=== SET EXERCISE ===
Repeat each entry as written, dropping any picture you find.

[Rows from a dataset]
※

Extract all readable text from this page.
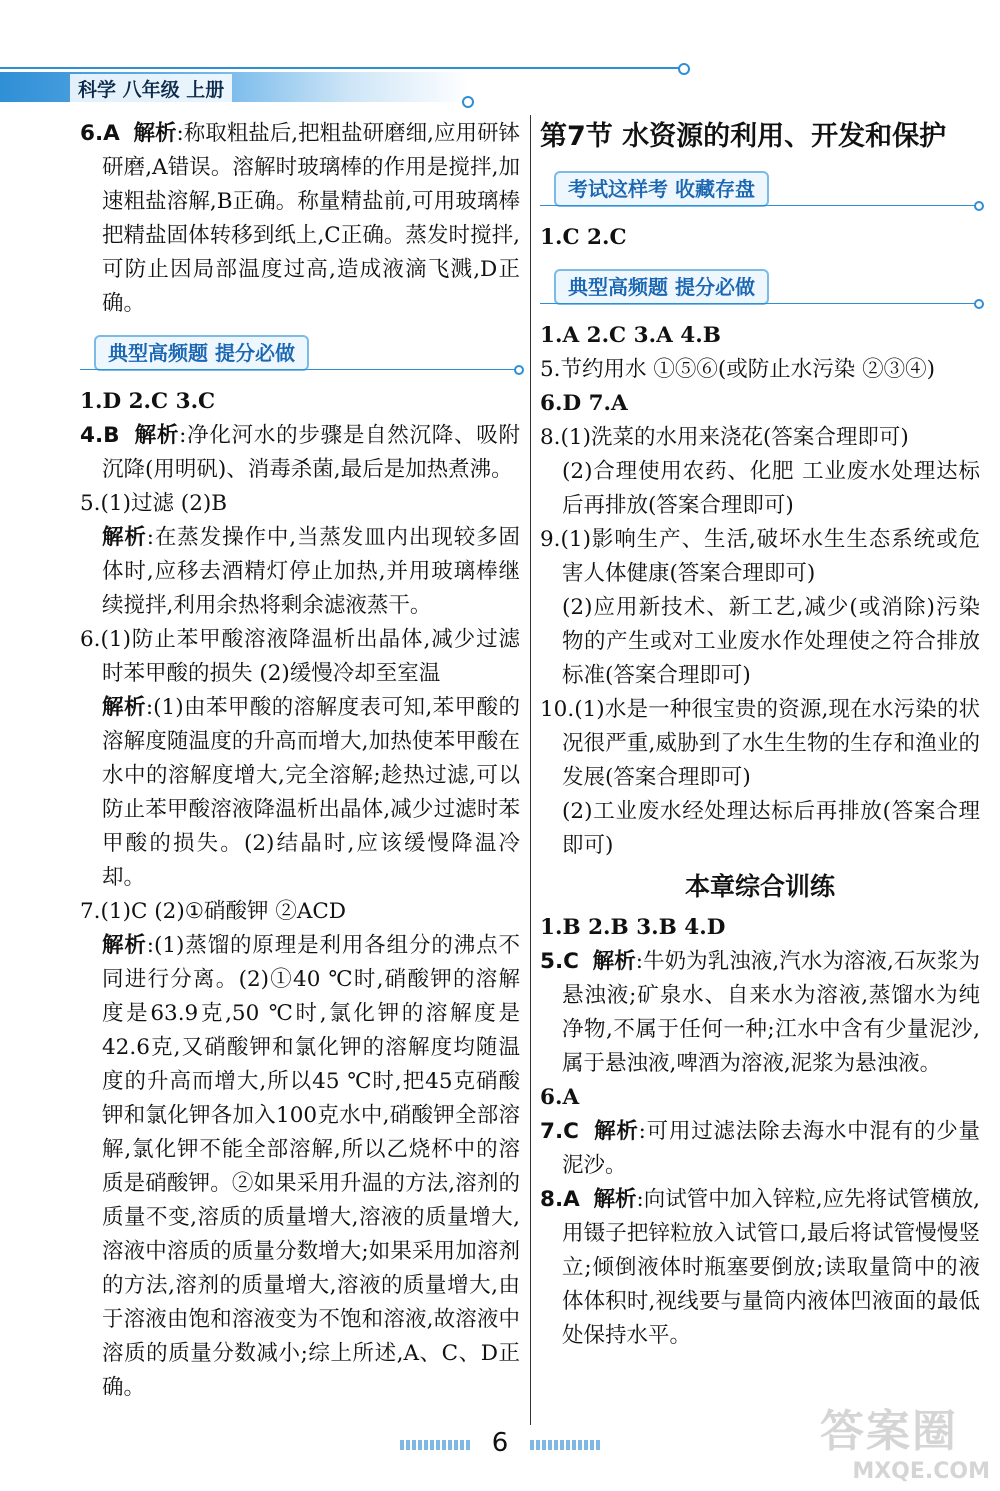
科学 八年级 上册

6.A 解析:称取粗盐后,把粗盐研磨细,应用研钵研磨,A错误。溶解时玻璃棒的作用是搅拌,加速粗盐溶解,B正确。称量精盐前,可用玻璃棒把精盐固体转移到纸上,C正确。蒸发时搅拌,可防止因局部温度过高,造成液滴飞溅,D正确。

典型高频题 提分必做

1.D 2.C 3.C

4.B 解析:净化河水的步骤是自然沉降、吸附沉降(用明矾)、消毒杀菌,最后是加热煮沸。

5.(1)过滤 (2)B

解析:在蒸发操作中,当蒸发皿内出现较多固体时,应移去酒精灯停止加热,并用玻璃棒继续搅拌,利用余热将剩余滤液蒸干。

6.(1)防止苯甲酸溶液降温析出晶体,减少过滤时苯甲酸的损失 (2)缓慢冷却至室温

解析:(1)由苯甲酸的溶解度表可知,苯甲酸的溶解度随温度的升高而增大,加热使苯甲酸在水中的溶解度增大,完全溶解;趁热过滤,可以防止苯甲酸溶液降温析出晶体,减少过滤时苯甲酸的损失。(2)结晶时,应该缓慢降温冷却。

7.(1)C (2)①硝酸钾 ②ACD

解析:(1)蒸馏的原理是利用各组分的沸点不同进行分离。(2)①40 ℃时,硝酸钾的溶解度是63.9克,50 ℃时,氯化钾的溶解度是42.6克,又硝酸钾和氯化钾的溶解度均随温度的升高而增大,所以45 ℃时,把45克硝酸钾和氯化钾各加入100克水中,硝酸钾全部溶解,氯化钾不能全部溶解,所以乙烧杯中的溶质是硝酸钾。②如果采用升温的方法,溶剂的质量不变,溶质的质量增大,溶液的质量增大,溶液中溶质的质量分数增大;如果采用加溶剂的方法,溶剂的质量增大,溶液的质量增大,由于溶液由饱和溶液变为不饱和溶液,故溶液中溶质的质量分数减小;综上所述,A、C、D正确。

第7节 水资源的利用、开发和保护

考试这样考 收藏存盘

1.C 2.C

典型高频题 提分必做

1.A 2.C 3.A 4.B

5.节约用水 ①⑤⑥(或防止水污染 ②③④)

6.D 7.A

8.(1)洗菜的水用来浇花(答案合理即可)

(2)合理使用农药、化肥 工业废水处理达标后再排放(答案合理即可)

9.(1)影响生产、生活,破坏水生生态系统或危害人体健康(答案合理即可)

(2)应用新技术、新工艺,减少(或消除)污染物的产生或对工业废水作处理使之符合排放标准(答案合理即可)

10.(1)水是一种很宝贵的资源,现在水污染的状况很严重,威胁到了水生生物的生存和渔业的发展(答案合理即可)

(2)工业废水经处理达标后再排放(答案合理即可)

本章综合训练

1.B 2.B 3.B 4.D

5.C 解析:牛奶为乳浊液,汽水为溶液,石灰浆为悬浊液;矿泉水、自来水为溶液,蒸馏水为纯净物,不属于任何一种;江水中含有少量泥沙,属于悬浊液,啤酒为溶液,泥浆为悬浊液。

6.A

7.C 解析:可用过滤法除去海水中混有的少量泥沙。

8.A 解析:向试管中加入锌粒,应先将试管横放,用镊子把锌粒放入试管口,最后将试管慢慢竖立;倾倒液体时瓶塞要倒放;读取量筒中的液体体积时,视线要与量筒内液体凹液面的最低处保持水平。

6	答案圈
MXQE.COM
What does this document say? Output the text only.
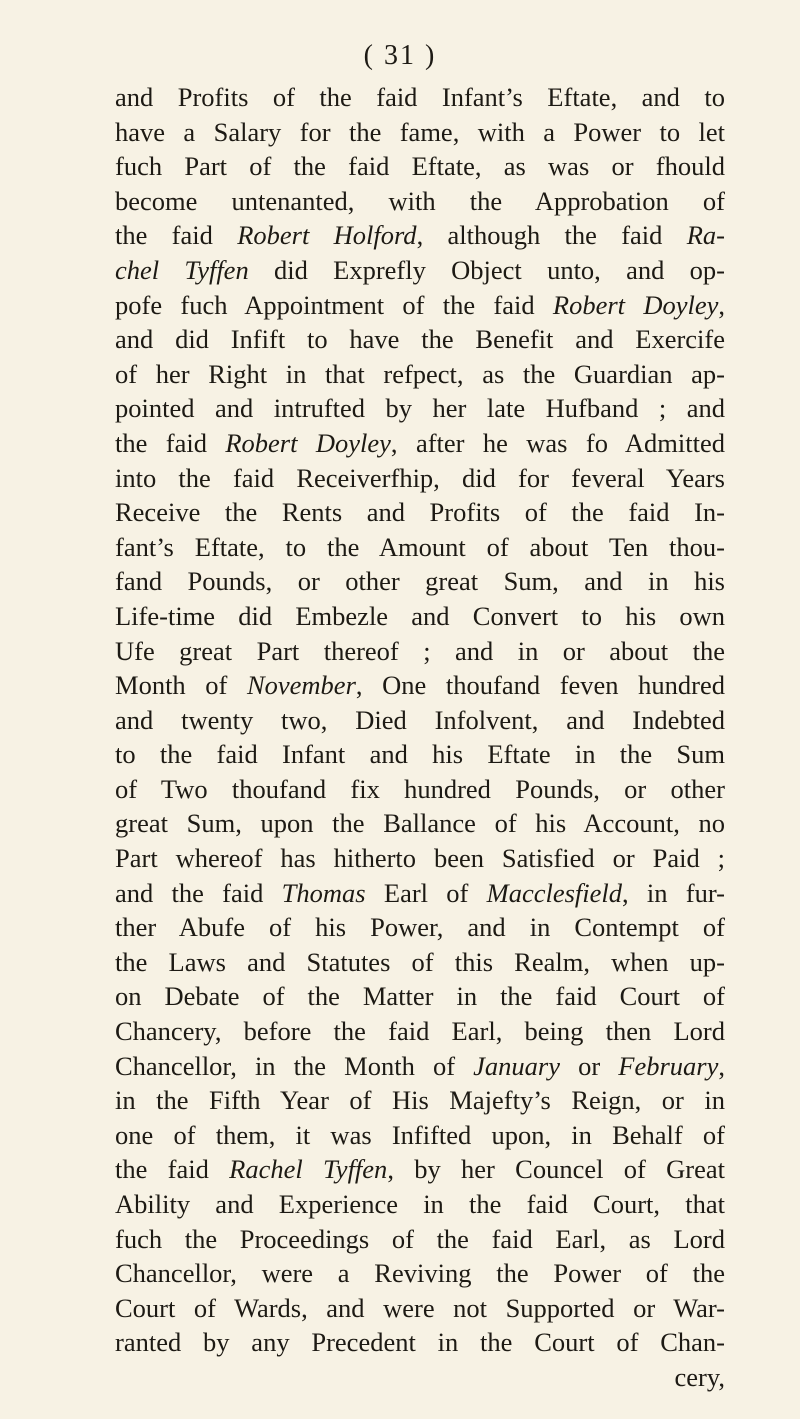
( 31 )
and Profits of the faid Infant’s Eftate, and to
have a Salary for the fame, with a Power to let
fuch Part of the faid Eftate, as was or fhould
become untenanted, with the Approbation of
the faid Robert Holford, although the faid Ra-
chel Tyffen did Exprefly Object unto, and op-
pofe fuch Appointment of the faid Robert Doyley,
and did Infift to have the Benefit and Exercife
of her Right in that refpect, as the Guardian ap-
pointed and intrufted by her late Hufband ; and
the faid Robert Doyley, after he was fo Admitted
into the faid Receiverfhip, did for feveral Years
Receive the Rents and Profits of the faid In-
fant’s Eftate, to the Amount of about Ten thou-
fand Pounds, or other great Sum, and in his
Life-time did Embezle and Convert to his own
Ufe great Part thereof ; and in or about the
Month of November, One thoufand feven hundred
and twenty two, Died Infolvent, and Indebted
to the faid Infant and his Eftate in the Sum
of Two thoufand fix hundred Pounds, or other
great Sum, upon the Ballance of his Account, no
Part whereof has hitherto been Satisfied or Paid ;
and the faid Thomas Earl of Macclesfield, in fur-
ther Abufe of his Power, and in Contempt of
the Laws and Statutes of this Realm, when up-
on Debate of the Matter in the faid Court of
Chancery, before the faid Earl, being then Lord
Chancellor, in the Month of January or February,
in the Fifth Year of His Majefty’s Reign, or in
one of them, it was Infifted upon, in Behalf of
the faid Rachel Tyffen, by her Councel of Great
Ability and Experience in the faid Court, that
fuch the Proceedings of the faid Earl, as Lord
Chancellor, were a Reviving the Power of the
Court of Wards, and were not Supported or War-
ranted by any Precedent in the Court of Chan-
cery,
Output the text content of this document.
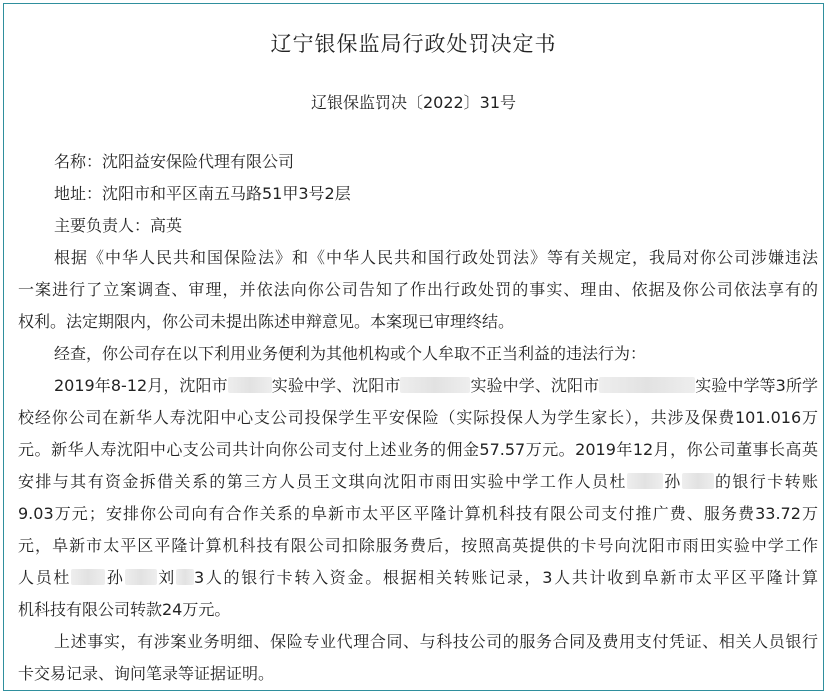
辽宁银保监局行政处罚决定书
辽银保监罚决〔2022〕31号
名称：沈阳益安保险代理有限公司
地址：沈阳市和平区南五马路51甲3号2层
主要负责人：高英
根据《中华人民共和国保险法》和《中华人民共和国行政处罚法》等有关规定，我局对你公司涉嫌违法
一案进行了立案调查、审理，并依法向你公司告知了作出行政处罚的事实、理由、依据及你公司依法享有的
权利。法定期限内，你公司未提出陈述申辩意见。本案现已审理终结。
经查，你公司存在以下利用业务便利为其他机构或个人牟取不正当利益的违法行为：
2019年8-12月，沈阳市	实验中学、沈阳市	实验中学、沈阳市	实验中学等3所学
校经你公司在新华人寿沈阳中心支公司投保学生平安保险（实际投保人为学生家长），共涉及保费101.016万
元。新华人寿沈阳中心支公司共计向你公司支付上述业务的佣金57.57万元。2019年12月，你公司董事长高英
安排与其有资金拆借关系的第三方人员王文琪向沈阳市雨田实验中学工作人员杜 孙 的银行卡转账
9.03万元；安排你公司向有合作关系的阜新市太平区平隆计算机科技有限公司支付推广费、服务费33.72万
元，阜新市太平区平隆计算机科技有限公司扣除服务费后，按照高英提供的卡号向沈阳市雨田实验中学工作
人员杜 孙 刘 3人的银行卡转入资金。根据相关转账记录，3人共计收到阜新市太平区平隆计算
机科技有限公司转款24万元。
上述事实，有涉案业务明细、保险专业代理合同、与科技公司的服务合同及费用支付凭证、相关人员银行
卡交易记录、询问笔录等证据证明。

※

=== EXERCISE ANSWER ===
Extract all readable text from this page.
科学 八年级 上册

6.A 解析:称取粗盐后,把粗盐研磨细,应用研钵研磨,A错误。溶解时玻璃棒的作用是搅拌,加速粗盐溶解,B正确。称量精盐前,可用玻璃棒把精盐固体转移到纸上,C正确。蒸发时搅拌,可防止因局部温度过高,造成液滴飞溅,D正确。

典型高频题 提分必做

1.D 2.C 3.C

4.B 解析:净化河水的步骤是自然沉降、吸附沉降(用明矾)、消毒杀菌,最后是加热煮沸。

5.(1)过滤 (2)B

解析:在蒸发操作中,当蒸发皿内出现较多固体时,应移去酒精灯停止加热,并用玻璃棒继续搅拌,利用余热将剩余滤液蒸干。

6.(1)防止苯甲酸溶液降温析出晶体,减少过滤时苯甲酸的损失 (2)缓慢冷却至室温

解析:(1)由苯甲酸的溶解度表可知,苯甲酸的溶解度随温度的升高而增大,加热使苯甲酸在水中的溶解度增大,完全溶解;趁热过滤,可以防止苯甲酸溶液降温析出晶体,减少过滤时苯甲酸的损失。(2)结晶时,应该缓慢降温冷却。

7.(1)C (2)①硝酸钾 ②ACD

解析:(1)蒸馏的原理是利用各组分的沸点不同进行分离。(2)①40 ℃时,硝酸钾的溶解度是63.9克,50 ℃时,氯化钾的溶解度是42.6克,又硝酸钾和氯化钾的溶解度均随温度的升高而增大,所以45 ℃时,把45克硝酸钾和氯化钾各加入100克水中,硝酸钾全部溶解,氯化钾不能全部溶解,所以乙烧杯中的溶质是硝酸钾。②如果采用升温的方法,溶剂的质量不变,溶质的质量增大,溶液的质量增大,溶液中溶质的质量分数增大;如果采用加溶剂的方法,溶剂的质量增大,溶液的质量增大,由于溶液由饱和溶液变为不饱和溶液,故溶液中溶质的质量分数减小;综上所述,A、C、D正确。

第7节 水资源的利用、开发和保护

考试这样考 收藏存盘

1.C 2.C

典型高频题 提分必做

1.A 2.C 3.A 4.B

5.节约用水 ①⑤⑥(或防止水污染 ②③④)

6.D 7.A

8.(1)洗菜的水用来浇花(答案合理即可)

(2)合理使用农药、化肥 工业废水处理达标后再排放(答案合理即可)

9.(1)影响生产、生活,破坏水生生态系统或危害人体健康(答案合理即可)

(2)应用新技术、新工艺,减少(或消除)污染物的产生或对工业废水作处理使之符合排放标准(答案合理即可)

10.(1)水是一种很宝贵的资源,现在水污染的状况很严重,威胁到了水生生物的生存和渔业的发展(答案合理即可)

(2)工业废水经处理达标后再排放(答案合理即可)

本章综合训练

1.B 2.B 3.B 4.D

5.C 解析:牛奶为乳浊液,汽水为溶液,石灰浆为悬浊液;矿泉水、自来水为溶液,蒸馏水为纯净物,不属于任何一种;江水中含有少量泥沙,属于悬浊液,啤酒为溶液,泥浆为悬浊液。

6.A

7.C 解析:可用过滤法除去海水中混有的少量泥沙。

8.A 解析:向试管中加入锌粒,应先将试管横放,用镊子把锌粒放入试管口,最后将试管慢慢竖立;倾倒液体时瓶塞要倒放;读取量筒中的液体体积时,视线要与量筒内液体凹液面的最低处保持水平。

6	答案圈
MXQE.COM
What does this document say? Output the text only.
( 31 )
and Profits of the faid Infant’s Eftate, and to
have a Salary for the fame, with a Power to let
fuch Part of the faid Eftate, as was or fhould
become untenanted, with the Approbation of
the faid Robert Holford, although the faid Ra-
chel Tyffen did Exprefly Object unto, and op-
pofe fuch Appointment of the faid Robert Doyley,
and did Infift to have the Benefit and Exercife
of her Right in that refpect, as the Guardian ap-
pointed and intrufted by her late Hufband ; and
the faid Robert Doyley, after he was fo Admitted
into the faid Receiverfhip, did for feveral Years
Receive the Rents and Profits of the faid In-
fant’s Eftate, to the Amount of about Ten thou-
fand Pounds, or other great Sum, and in his
Life-time did Embezle and Convert to his own
Ufe great Part thereof ; and in or about the
Month of November, One thoufand feven hundred
and twenty two, Died Infolvent, and Indebted
to the faid Infant and his Eftate in the Sum
of Two thoufand fix hundred Pounds, or other
great Sum, upon the Ballance of his Account, no
Part whereof has hitherto been Satisfied or Paid ;
and the faid Thomas Earl of Macclesfield, in fur-
ther Abufe of his Power, and in Contempt of
the Laws and Statutes of this Realm, when up-
on Debate of the Matter in the faid Court of
Chancery, before the faid Earl, being then Lord
Chancellor, in the Month of January or February,
in the Fifth Year of His Majefty’s Reign, or in
one of them, it was Infifted upon, in Behalf of
the faid Rachel Tyffen, by her Councel of Great
Ability and Experience in the faid Court, that
fuch the Proceedings of the faid Earl, as Lord
Chancellor, were a Reviving the Power of the
Court of Wards, and were not Supported or War-
ranted by any Precedent in the Court of Chan-
cery,
Output the text content of this document.
辽宁银保监局行政处罚决定书
辽银保监罚决〔2022〕31号
名称：沈阳益安保险代理有限公司
地址：沈阳市和平区南五马路51甲3号2层
主要负责人：高英
根据《中华人民共和国保险法》和《中华人民共和国行政处罚法》等有关规定，我局对你公司涉嫌违法
一案进行了立案调查、审理，并依法向你公司告知了作出行政处罚的事实、理由、依据及你公司依法享有的
权利。法定期限内，你公司未提出陈述申辩意见。本案现已审理终结。
经查，你公司存在以下利用业务便利为其他机构或个人牟取不正当利益的违法行为：
2019年8-12月，沈阳市	实验中学、沈阳市	实验中学、沈阳市	实验中学等3所学
校经你公司在新华人寿沈阳中心支公司投保学生平安保险（实际投保人为学生家长），共涉及保费101.016万
元。新华人寿沈阳中心支公司共计向你公司支付上述业务的佣金57.57万元。2019年12月，你公司董事长高英
安排与其有资金拆借关系的第三方人员王文琪向沈阳市雨田实验中学工作人员杜 孙 的银行卡转账
9.03万元；安排你公司向有合作关系的阜新市太平区平隆计算机科技有限公司支付推广费、服务费33.72万
元，阜新市太平区平隆计算机科技有限公司扣除服务费后，按照高英提供的卡号向沈阳市雨田实验中学工作
人员杜 孙 刘 3人的银行卡转入资金。根据相关转账记录，3人共计收到阜新市太平区平隆计算
机科技有限公司转款24万元。
上述事实，有涉案业务明细、保险专业代理合同、与科技公司的服务合同及费用支付凭证、相关人员银行
卡交易记录、询问笔录等证据证明。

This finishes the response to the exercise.